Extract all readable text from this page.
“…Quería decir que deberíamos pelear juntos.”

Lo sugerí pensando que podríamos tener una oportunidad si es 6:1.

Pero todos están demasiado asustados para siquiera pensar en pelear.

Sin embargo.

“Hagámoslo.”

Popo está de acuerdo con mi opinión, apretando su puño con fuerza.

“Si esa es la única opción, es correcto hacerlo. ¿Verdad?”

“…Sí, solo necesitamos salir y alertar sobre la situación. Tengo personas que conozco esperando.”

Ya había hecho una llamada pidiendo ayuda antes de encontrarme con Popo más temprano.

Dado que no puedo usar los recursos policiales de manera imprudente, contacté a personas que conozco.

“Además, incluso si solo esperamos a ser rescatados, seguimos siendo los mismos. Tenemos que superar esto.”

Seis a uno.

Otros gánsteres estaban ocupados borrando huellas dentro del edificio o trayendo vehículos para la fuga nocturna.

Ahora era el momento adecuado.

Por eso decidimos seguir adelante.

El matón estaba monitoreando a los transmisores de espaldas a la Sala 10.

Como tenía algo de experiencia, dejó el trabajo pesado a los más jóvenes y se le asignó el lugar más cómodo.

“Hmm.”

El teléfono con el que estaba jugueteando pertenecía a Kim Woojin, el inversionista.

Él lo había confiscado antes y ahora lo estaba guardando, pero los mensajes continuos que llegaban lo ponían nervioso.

▸ **Objective**: Only the number is wanted: how many lines of the data contain the word "conozco"?

▸ **Problem solution**: 2